矩阵的偏导数

设 $X=(x_{ij}{)}_{m\times n}$，函数 $f(X)=f(x_{11},x_{12},\dots ,x_{1n},x_{21},\dots ,x_{mn})$ 是一个 $m\times n$ 元的多元函数，且偏导数

$$\frac{\partial f}{\partial x_{ij}}(i=1,2,\dots ,m,j=1,2,\dots ,n)$$

都存在。定义 $f(X)$ 对矩阵 $X$ 的导数为：

$$\frac{df(X)}{dX}={\left(\frac{\partial f}{\partial x_{ij}}\right)}_{m\times n}=\left[\begin{array}{ccc}\frac{\partial f}{\partial x_{11}}& \cdots & \frac{\partial f}{\partial x_{1n}}\\ ⋮& \ddots & ⋮\\ \frac{\partial f}{\partial x_{m1}}& \cdots & \frac{\partial f}{\partial x_{mn}}\end{array}\right]$$

(1) 设 $\mathbf{x}=({\xi }_1,{\xi }_2,\cdots ,{\xi }_n{)}^{\top }$，$n$ 元函数 $f(\mathbf{x})$，求 $\frac{df}{d{\mathbf{x}}^{\top }}$、$\frac{df}{d\mathbf{x}}$ 和 $\frac{d^{2}f}{d{\mathbf{x}}^2}$。

$$\frac{df}{d{\mathbf{x}}^{\top }}=\left(\begin{array}{c}\frac{\partial f}{\partial {\xi }_1},\frac{\partial f}{\partial {\xi }_2},\cdots ,\frac{\partial f}{\partial {\xi }_n}\end{array}\right)$$

$$\nabla f(\mathbf{x})=\frac{df}{d\mathbf{x}}=\left(\begin{array}{c}\frac{\partial f}{\partial {\xi }_1}\\ \frac{\partial f}{\partial {\xi }_2}\\ ⋮\\ \frac{\partial f}{\partial {\xi }_n}\end{array}\right)\text{，这就是梯度。}$$

$$H(\mathbf{x})={\nabla }^{2}f(\mathbf{x})=\frac{{\partial }^{2}f}{\partial \mathbf{x}\partial {\mathbf{x}}^{\top }}=\left[\begin{array}{cccc}\frac{{\partial }^{2}f}{\partial {\xi }_1^2}& \frac{{\partial }^{2}f}{\partial {\xi }_1\partial {\xi }_2}& \cdots & \frac{{\partial }^{2}f}{\partial {\xi }_1\partial {\xi }_n}\\ \frac{{\partial }^{2}f}{\partial {\xi }_2\partial {\xi }_1}& \frac{{\partial }^{2}f}{\partial {\xi }_2^2}& \cdots & \frac{{\partial }^{2}f}{\partial {\xi }_2\partial {\xi }_n}\\ ⋮& ⋮& \ddots & ⋮\\ \frac{{\partial }^{2}f}{\partial {\xi }_n\partial {\xi }_1}& \frac{{\partial }^{2}f}{\partial {\xi }_n\partial {\xi }_2}& \cdots & \frac{{\partial }^{2}f}{\partial {\xi }_n^2}\end{array}\right],\text{这就是Hessian 矩阵，它是对称的。}$$

(2) 设 $\mathbf{a}={\left(\begin{array}{c}{a}_1,a_2,\cdots ,a_n\end{array}\right)}^{\top }$ 为向量变量，且 $f(\mathbf{x})=f(\mathbf{x},\mathbf{a})$，求 $\frac{\partial f}{\partial \mathbf{x}}$。

**所给记录**
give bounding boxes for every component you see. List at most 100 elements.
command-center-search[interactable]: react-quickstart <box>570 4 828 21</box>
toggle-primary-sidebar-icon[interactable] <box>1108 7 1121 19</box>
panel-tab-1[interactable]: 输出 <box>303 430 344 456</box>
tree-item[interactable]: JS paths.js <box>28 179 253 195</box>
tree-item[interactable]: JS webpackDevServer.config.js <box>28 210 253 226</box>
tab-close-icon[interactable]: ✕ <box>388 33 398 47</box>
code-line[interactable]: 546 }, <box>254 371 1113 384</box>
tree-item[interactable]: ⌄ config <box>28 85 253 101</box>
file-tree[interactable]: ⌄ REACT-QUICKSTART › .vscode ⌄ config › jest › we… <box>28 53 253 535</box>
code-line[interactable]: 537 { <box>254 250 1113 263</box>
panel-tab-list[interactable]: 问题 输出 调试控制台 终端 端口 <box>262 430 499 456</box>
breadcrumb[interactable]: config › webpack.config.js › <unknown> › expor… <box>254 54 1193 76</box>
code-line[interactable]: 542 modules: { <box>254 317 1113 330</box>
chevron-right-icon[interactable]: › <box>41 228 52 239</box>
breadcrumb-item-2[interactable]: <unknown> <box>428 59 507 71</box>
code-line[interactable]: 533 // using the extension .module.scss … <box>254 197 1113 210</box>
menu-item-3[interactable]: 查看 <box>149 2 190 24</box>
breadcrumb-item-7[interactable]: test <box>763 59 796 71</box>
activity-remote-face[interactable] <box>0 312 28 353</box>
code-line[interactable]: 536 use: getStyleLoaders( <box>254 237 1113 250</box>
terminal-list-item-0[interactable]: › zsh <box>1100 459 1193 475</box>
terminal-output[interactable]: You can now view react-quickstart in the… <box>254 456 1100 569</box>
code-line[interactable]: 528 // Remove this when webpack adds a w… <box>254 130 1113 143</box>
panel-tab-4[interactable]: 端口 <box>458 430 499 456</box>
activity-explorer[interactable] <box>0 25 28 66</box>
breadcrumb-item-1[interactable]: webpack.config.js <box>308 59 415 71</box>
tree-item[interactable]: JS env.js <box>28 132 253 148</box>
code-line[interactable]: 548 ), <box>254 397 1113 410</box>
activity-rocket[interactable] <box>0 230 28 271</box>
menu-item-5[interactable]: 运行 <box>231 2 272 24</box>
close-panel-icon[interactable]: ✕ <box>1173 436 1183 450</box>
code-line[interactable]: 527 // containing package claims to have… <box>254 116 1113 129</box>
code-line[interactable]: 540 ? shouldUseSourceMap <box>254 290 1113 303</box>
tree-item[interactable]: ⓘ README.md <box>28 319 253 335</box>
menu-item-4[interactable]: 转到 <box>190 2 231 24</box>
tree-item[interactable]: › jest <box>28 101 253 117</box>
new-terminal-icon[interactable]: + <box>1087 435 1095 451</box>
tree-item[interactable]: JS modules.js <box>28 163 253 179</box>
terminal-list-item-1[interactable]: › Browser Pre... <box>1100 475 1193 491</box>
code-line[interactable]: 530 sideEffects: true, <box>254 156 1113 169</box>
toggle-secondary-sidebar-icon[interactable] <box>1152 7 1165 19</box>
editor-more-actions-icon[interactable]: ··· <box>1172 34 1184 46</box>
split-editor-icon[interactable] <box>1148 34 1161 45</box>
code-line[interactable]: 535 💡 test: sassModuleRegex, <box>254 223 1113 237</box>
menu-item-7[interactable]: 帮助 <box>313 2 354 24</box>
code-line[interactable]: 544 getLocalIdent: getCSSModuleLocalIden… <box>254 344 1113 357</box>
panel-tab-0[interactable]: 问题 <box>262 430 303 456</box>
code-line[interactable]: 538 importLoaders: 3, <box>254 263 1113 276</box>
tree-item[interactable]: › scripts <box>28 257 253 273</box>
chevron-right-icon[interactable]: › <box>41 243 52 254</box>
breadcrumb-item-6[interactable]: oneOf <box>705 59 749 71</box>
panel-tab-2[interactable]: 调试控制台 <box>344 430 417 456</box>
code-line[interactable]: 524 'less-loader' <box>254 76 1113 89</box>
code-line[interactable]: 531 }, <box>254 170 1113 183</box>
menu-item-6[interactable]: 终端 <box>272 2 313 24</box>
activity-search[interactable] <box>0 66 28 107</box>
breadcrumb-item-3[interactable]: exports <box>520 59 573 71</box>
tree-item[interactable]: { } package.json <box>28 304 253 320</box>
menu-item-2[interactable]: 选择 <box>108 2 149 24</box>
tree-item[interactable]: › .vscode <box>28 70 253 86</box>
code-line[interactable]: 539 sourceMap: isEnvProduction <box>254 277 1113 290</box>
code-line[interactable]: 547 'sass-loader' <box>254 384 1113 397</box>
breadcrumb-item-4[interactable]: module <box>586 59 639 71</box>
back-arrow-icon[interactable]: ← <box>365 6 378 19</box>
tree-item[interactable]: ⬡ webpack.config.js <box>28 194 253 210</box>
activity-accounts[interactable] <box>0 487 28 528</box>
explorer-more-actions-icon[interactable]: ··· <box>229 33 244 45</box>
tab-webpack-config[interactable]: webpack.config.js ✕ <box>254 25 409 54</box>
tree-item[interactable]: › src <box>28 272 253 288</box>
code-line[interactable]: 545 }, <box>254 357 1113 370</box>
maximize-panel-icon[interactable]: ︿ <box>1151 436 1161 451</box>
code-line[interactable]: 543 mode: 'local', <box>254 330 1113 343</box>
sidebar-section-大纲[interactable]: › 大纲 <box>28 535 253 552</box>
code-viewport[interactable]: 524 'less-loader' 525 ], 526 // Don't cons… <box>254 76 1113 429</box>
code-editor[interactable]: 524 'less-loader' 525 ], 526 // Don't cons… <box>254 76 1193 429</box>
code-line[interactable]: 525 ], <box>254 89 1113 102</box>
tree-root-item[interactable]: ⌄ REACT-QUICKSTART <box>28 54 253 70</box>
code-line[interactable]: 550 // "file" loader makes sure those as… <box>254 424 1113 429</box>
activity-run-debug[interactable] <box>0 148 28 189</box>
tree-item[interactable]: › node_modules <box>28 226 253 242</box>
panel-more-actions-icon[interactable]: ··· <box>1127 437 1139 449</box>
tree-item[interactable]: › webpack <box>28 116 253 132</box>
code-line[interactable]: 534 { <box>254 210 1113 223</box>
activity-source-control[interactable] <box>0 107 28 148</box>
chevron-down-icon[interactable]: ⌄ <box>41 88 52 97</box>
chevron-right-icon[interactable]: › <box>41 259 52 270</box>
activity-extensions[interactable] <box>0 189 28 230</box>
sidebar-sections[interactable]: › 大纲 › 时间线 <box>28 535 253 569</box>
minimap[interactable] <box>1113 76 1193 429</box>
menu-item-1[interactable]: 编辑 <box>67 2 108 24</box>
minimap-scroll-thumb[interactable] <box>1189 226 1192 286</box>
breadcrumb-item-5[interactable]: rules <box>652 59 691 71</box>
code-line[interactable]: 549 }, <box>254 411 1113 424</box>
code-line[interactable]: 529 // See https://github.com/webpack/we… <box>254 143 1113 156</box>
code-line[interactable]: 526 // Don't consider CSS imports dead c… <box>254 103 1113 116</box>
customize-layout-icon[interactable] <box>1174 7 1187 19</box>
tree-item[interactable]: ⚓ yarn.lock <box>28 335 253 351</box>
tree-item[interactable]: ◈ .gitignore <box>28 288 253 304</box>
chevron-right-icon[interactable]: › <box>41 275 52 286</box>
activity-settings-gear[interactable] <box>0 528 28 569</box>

**待完成任务**
• a. 根据矩阵偏导数节选，Hessian 矩阵有什么性质？
• b. 请修改记录中从第一行到含有“file-tree[interactable]: ⌄ REACT-QUICKSTART”的那一行为止的部分（首尾两行都包括在内），把每个“tree-item”改成“tree-node”，其余不动，只输出这些行。

**预期输出**
• a. 它是对称的。

• b.
give bounding boxes for every component you see. List at most 100 elements.
command-center-search[interactable]: react-quickstart <box>570 4 828 21</box>
toggle-primary-sidebar-icon[interactable] <box>1108 7 1121 19</box>
panel-tab-1[interactable]: 输出 <box>303 430 344 456</box>
tree-node[interactable]: JS paths.js <box>28 179 253 195</box>
tree-node[interactable]: JS webpackDevServer.config.js <box>28 210 253 226</box>
tab-close-icon[interactable]: ✕ <box>388 33 398 47</box>
code-line[interactable]: 546 }, <box>254 371 1113 384</box>
tree-node[interactable]: ⌄ config <box>28 85 253 101</box>
file-tree[interactable]: ⌄ REACT-QUICKSTART › .vscode ⌄ config › jest › we… <box>28 53 253 535</box>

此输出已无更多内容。